#### What to work on:
Which lines below hold the word "false"? Report each one.

#### Working data:
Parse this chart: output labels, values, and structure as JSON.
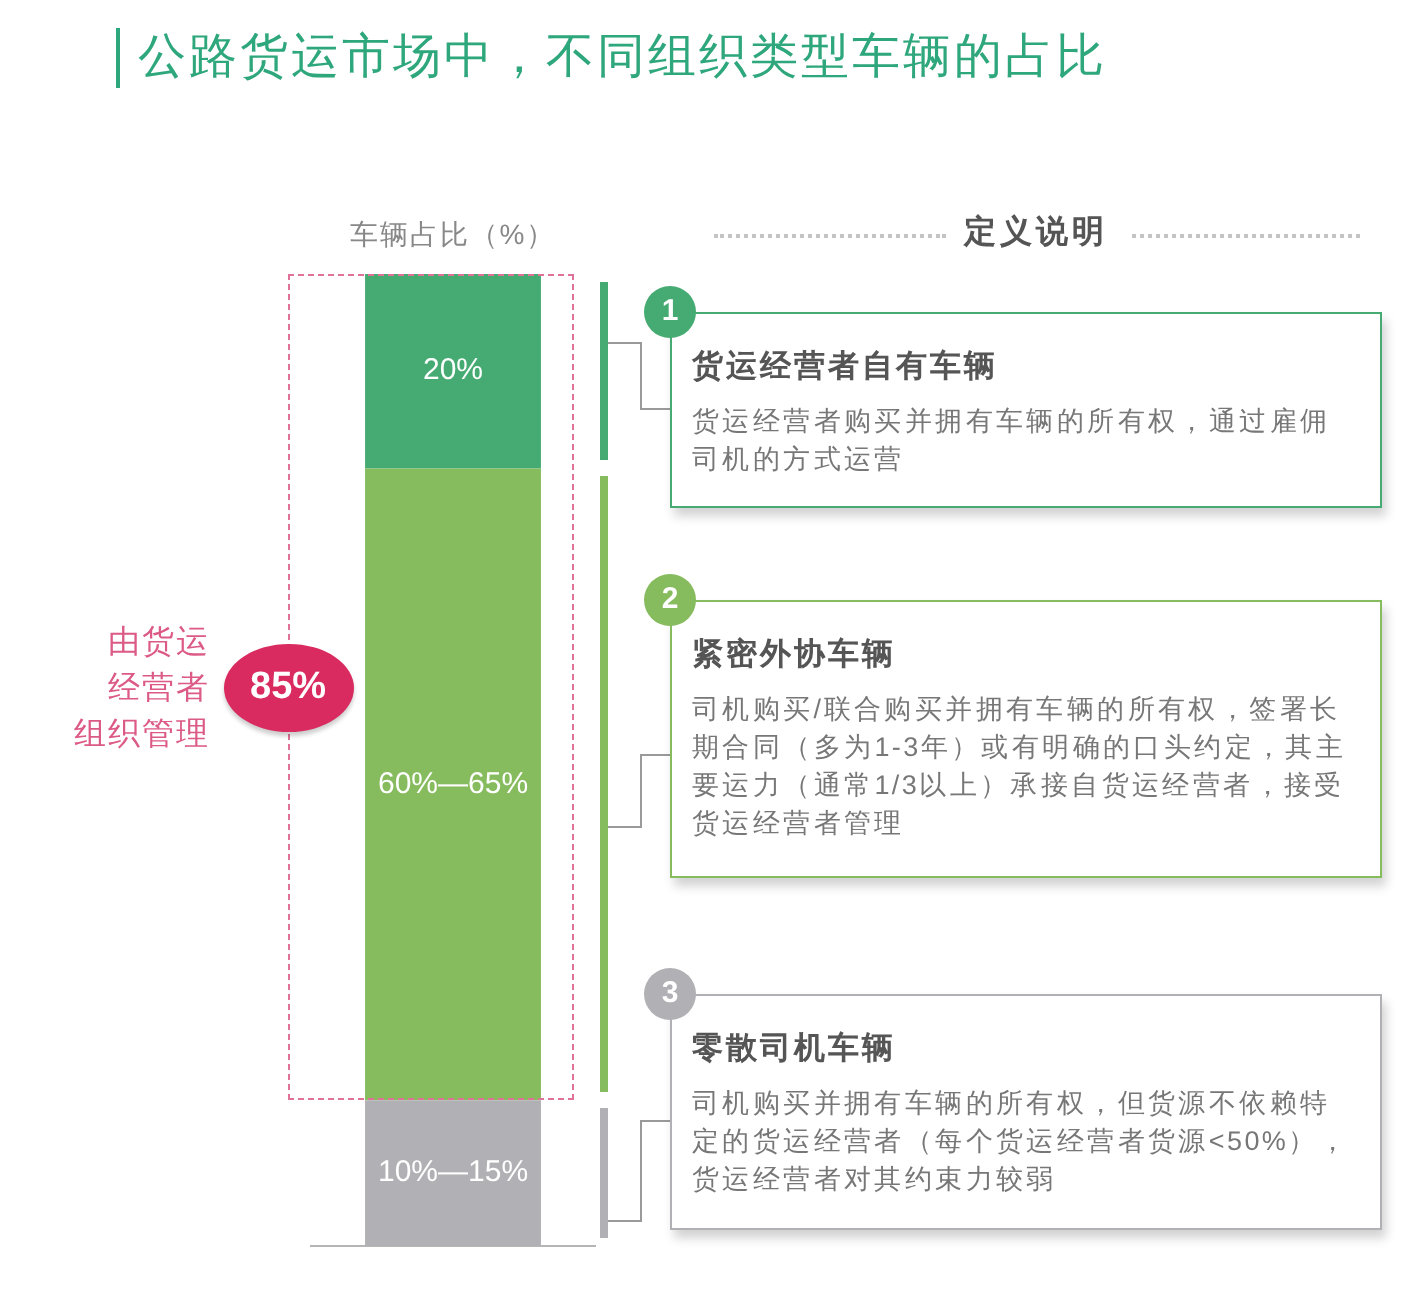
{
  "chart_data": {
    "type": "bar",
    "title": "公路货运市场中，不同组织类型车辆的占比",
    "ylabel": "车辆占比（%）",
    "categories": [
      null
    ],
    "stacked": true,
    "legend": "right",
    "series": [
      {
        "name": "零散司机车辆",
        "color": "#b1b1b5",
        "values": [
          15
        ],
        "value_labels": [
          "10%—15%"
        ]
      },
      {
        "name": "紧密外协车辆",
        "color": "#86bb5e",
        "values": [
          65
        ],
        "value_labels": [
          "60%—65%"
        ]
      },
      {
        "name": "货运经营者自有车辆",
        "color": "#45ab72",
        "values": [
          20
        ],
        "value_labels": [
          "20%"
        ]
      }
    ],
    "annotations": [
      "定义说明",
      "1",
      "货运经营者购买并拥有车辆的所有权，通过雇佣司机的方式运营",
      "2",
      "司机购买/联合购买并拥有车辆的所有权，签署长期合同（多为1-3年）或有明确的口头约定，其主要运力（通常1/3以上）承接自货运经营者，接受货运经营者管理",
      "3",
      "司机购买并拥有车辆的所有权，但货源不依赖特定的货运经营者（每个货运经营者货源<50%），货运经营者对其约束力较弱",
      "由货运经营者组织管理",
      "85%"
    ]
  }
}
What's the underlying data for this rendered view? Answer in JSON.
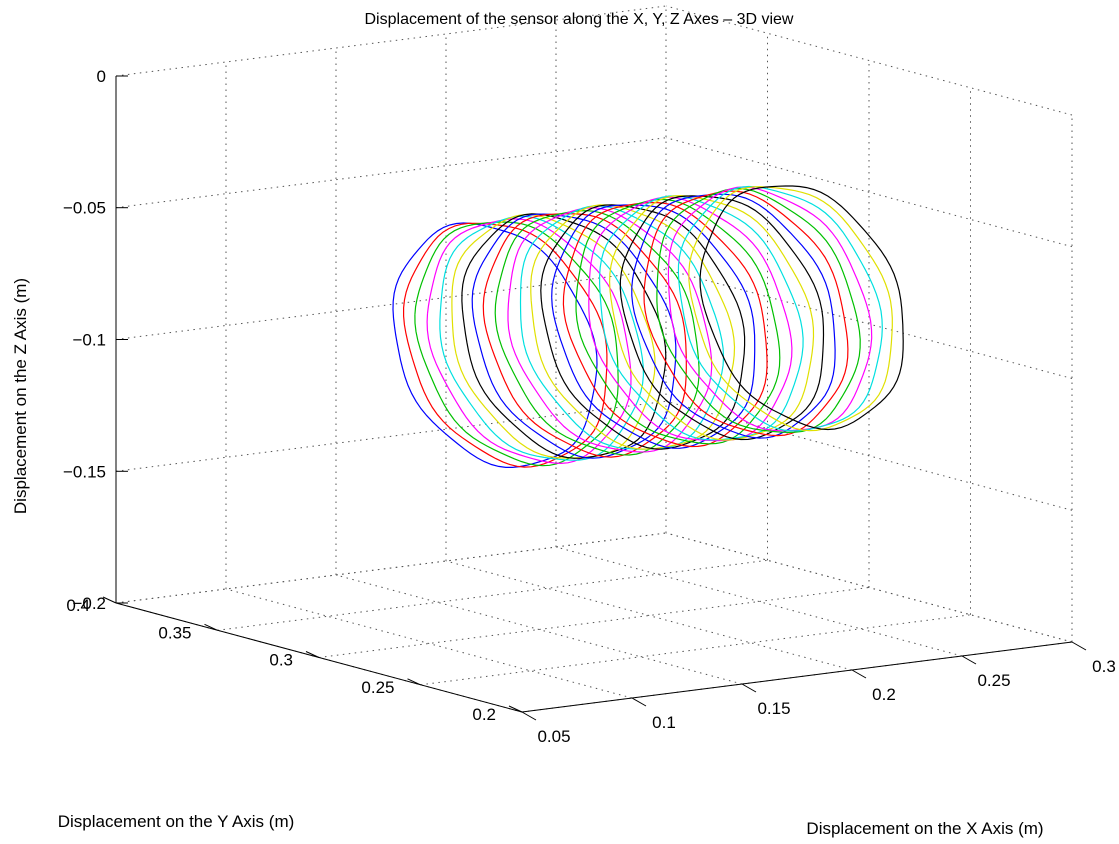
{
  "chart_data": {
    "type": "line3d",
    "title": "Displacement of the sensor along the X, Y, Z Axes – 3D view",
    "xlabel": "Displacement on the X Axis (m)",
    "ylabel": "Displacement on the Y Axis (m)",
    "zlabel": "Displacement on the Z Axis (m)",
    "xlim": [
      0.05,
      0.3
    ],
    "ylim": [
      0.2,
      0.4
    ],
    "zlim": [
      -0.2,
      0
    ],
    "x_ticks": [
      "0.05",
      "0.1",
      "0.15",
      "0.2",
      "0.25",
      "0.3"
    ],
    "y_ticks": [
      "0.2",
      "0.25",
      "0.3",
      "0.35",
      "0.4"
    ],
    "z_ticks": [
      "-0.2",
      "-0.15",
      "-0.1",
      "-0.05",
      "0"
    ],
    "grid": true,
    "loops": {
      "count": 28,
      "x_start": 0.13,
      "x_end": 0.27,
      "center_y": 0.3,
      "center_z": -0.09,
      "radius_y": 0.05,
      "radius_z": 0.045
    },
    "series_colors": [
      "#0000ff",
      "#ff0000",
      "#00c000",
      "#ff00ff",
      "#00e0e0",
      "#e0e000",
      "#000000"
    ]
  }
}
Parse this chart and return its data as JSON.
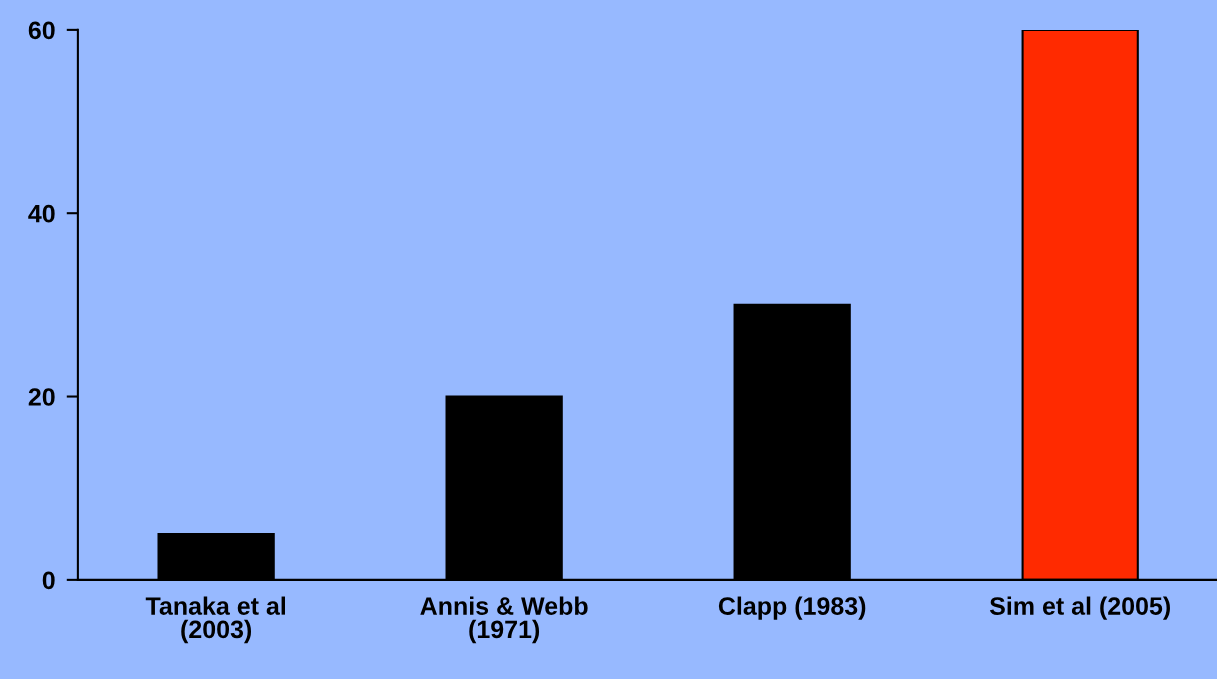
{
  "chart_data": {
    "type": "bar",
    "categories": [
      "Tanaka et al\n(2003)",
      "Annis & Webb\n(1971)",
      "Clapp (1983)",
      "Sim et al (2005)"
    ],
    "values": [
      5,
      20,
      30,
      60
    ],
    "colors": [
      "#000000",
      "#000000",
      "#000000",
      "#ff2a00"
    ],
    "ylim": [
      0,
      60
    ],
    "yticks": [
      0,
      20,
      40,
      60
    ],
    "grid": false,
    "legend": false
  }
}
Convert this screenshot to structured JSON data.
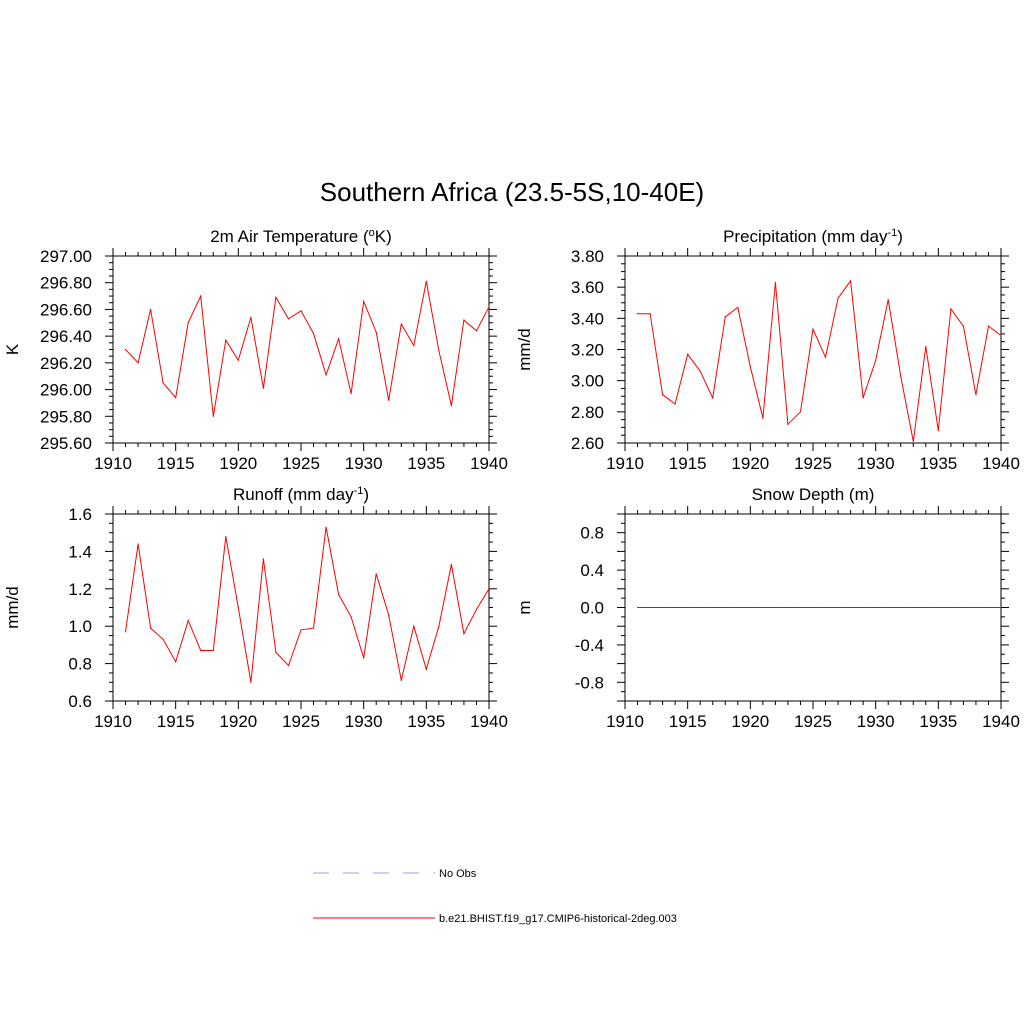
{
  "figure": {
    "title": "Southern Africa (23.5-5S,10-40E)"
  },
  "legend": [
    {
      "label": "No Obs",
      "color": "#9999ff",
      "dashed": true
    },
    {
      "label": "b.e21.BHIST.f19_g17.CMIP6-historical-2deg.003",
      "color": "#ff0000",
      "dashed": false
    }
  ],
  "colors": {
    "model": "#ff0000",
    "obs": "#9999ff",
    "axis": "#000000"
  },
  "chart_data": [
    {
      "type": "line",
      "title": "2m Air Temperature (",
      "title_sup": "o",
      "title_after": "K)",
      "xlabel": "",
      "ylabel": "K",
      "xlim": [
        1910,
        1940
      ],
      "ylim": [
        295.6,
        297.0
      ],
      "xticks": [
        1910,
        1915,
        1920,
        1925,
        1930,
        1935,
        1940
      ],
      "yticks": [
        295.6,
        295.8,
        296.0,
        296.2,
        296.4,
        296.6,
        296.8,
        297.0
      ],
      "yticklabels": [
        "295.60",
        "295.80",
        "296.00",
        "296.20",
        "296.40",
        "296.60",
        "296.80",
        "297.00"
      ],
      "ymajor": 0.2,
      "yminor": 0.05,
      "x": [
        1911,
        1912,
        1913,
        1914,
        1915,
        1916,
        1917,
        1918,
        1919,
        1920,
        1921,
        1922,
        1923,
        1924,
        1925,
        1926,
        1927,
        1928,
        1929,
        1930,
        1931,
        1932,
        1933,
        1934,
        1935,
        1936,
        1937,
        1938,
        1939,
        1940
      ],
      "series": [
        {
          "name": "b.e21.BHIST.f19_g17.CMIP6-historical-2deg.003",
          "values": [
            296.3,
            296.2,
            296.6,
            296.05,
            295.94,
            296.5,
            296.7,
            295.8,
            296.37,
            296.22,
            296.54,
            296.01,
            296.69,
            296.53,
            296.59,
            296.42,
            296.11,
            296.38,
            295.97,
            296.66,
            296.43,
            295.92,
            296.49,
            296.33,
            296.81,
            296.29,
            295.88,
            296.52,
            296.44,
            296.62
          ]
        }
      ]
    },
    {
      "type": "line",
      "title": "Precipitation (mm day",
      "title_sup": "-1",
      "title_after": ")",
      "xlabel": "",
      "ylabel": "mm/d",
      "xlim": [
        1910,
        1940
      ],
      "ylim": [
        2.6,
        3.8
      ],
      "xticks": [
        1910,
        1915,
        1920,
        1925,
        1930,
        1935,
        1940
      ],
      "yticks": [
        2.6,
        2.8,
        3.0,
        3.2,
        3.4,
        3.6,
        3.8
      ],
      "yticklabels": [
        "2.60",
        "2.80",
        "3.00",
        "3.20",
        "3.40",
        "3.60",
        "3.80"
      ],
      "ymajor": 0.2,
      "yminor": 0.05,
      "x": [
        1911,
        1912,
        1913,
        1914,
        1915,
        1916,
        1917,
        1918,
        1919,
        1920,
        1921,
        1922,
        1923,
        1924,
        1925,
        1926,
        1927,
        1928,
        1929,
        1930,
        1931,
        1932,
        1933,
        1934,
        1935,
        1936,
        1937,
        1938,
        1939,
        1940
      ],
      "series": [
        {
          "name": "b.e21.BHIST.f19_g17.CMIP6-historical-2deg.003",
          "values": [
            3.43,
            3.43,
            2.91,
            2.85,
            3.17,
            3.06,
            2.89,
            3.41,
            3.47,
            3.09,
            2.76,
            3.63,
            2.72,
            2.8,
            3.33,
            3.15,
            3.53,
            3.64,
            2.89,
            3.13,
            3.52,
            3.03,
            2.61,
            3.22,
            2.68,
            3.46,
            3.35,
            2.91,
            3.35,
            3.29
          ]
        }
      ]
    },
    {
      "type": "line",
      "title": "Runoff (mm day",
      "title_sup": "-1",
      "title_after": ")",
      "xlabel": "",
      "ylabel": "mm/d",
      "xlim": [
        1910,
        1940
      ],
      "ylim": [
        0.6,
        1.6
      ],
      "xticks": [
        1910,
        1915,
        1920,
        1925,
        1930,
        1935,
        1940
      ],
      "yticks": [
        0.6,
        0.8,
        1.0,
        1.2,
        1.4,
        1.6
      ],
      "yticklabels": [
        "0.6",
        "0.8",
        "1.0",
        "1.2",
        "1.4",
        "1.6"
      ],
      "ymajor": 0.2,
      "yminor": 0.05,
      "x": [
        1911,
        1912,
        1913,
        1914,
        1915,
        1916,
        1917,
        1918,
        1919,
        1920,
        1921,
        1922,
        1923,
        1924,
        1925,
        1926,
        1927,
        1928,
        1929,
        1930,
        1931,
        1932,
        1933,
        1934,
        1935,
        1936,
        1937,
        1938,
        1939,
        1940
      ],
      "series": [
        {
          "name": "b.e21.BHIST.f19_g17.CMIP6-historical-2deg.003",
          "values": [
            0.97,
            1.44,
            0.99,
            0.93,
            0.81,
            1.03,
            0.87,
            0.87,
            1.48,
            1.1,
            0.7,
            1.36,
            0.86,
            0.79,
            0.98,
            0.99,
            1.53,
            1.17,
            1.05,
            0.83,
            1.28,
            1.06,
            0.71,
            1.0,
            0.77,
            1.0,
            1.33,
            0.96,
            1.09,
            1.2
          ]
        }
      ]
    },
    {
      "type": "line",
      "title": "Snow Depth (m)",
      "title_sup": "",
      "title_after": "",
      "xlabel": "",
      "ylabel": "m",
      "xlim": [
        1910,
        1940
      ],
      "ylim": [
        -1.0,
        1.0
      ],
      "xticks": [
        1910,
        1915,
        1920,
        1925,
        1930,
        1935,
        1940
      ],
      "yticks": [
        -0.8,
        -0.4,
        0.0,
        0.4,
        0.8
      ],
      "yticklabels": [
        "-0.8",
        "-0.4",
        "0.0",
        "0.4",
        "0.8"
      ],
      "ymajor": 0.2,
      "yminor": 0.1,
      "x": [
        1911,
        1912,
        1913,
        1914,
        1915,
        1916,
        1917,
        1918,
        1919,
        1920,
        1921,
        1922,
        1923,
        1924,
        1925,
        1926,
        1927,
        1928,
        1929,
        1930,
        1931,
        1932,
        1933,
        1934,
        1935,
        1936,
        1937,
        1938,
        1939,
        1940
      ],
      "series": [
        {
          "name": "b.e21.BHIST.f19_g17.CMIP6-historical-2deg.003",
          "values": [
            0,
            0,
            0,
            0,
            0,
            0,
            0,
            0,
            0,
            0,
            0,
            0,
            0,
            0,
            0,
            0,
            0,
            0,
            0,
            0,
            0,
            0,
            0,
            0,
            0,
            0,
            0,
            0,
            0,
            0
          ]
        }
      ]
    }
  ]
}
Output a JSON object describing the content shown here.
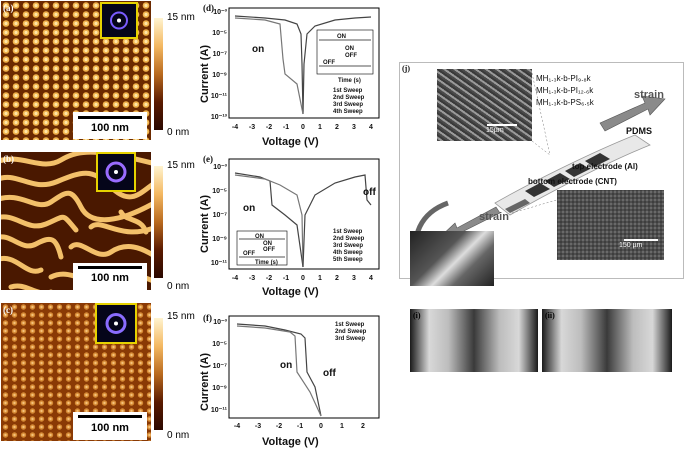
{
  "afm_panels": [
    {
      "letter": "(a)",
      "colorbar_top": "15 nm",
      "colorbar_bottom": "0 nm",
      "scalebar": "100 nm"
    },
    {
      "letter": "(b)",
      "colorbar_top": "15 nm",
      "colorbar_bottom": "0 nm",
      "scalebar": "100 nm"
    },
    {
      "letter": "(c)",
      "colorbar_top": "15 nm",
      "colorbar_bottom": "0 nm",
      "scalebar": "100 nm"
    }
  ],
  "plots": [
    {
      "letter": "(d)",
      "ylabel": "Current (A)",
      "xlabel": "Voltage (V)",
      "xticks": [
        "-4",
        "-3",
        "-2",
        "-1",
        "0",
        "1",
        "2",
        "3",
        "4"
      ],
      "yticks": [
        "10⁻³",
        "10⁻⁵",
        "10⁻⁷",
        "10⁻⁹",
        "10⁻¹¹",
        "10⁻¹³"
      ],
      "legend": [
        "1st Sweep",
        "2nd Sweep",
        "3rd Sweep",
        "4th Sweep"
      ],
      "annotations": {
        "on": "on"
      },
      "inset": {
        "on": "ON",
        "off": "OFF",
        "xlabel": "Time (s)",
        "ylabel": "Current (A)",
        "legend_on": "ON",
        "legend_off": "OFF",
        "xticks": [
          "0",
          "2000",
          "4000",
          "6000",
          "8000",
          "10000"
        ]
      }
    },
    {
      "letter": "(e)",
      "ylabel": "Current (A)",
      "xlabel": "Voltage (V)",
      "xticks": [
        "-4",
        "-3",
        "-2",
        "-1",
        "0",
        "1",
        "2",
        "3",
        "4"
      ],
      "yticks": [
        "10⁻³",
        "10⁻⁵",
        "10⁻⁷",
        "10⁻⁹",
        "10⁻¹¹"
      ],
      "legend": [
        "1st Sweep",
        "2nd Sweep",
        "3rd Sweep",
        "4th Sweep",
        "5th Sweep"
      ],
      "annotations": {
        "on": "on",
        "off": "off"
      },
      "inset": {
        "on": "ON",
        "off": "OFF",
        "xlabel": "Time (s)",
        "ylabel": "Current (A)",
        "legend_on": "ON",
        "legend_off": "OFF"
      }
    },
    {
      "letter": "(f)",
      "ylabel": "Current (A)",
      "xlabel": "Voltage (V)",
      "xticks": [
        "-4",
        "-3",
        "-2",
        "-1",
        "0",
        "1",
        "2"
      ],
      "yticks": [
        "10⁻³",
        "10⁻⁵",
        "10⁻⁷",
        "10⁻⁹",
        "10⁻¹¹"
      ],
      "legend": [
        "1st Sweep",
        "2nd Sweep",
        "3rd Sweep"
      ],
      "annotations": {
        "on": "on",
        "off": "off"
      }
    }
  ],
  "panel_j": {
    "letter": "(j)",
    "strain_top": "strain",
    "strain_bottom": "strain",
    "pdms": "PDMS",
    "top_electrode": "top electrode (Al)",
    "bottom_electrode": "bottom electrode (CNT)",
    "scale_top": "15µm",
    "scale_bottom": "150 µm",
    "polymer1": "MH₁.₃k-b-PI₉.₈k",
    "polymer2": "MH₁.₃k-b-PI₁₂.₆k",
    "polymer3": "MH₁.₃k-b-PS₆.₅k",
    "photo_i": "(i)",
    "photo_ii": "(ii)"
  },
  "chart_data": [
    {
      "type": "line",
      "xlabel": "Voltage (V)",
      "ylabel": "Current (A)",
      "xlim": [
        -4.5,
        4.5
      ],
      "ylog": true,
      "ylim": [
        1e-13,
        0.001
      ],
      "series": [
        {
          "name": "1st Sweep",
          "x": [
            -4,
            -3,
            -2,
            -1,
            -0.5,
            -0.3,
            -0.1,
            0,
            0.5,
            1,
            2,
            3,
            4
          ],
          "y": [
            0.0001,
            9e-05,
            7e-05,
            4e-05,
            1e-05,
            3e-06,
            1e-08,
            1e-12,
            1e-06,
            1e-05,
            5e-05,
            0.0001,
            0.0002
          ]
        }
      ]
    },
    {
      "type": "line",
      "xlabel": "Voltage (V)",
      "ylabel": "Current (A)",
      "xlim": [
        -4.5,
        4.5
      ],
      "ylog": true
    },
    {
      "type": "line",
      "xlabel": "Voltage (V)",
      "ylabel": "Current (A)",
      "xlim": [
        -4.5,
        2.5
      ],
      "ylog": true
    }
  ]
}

#### Solved problem:
    "grid": false,
    "legend": false
      "dashed": false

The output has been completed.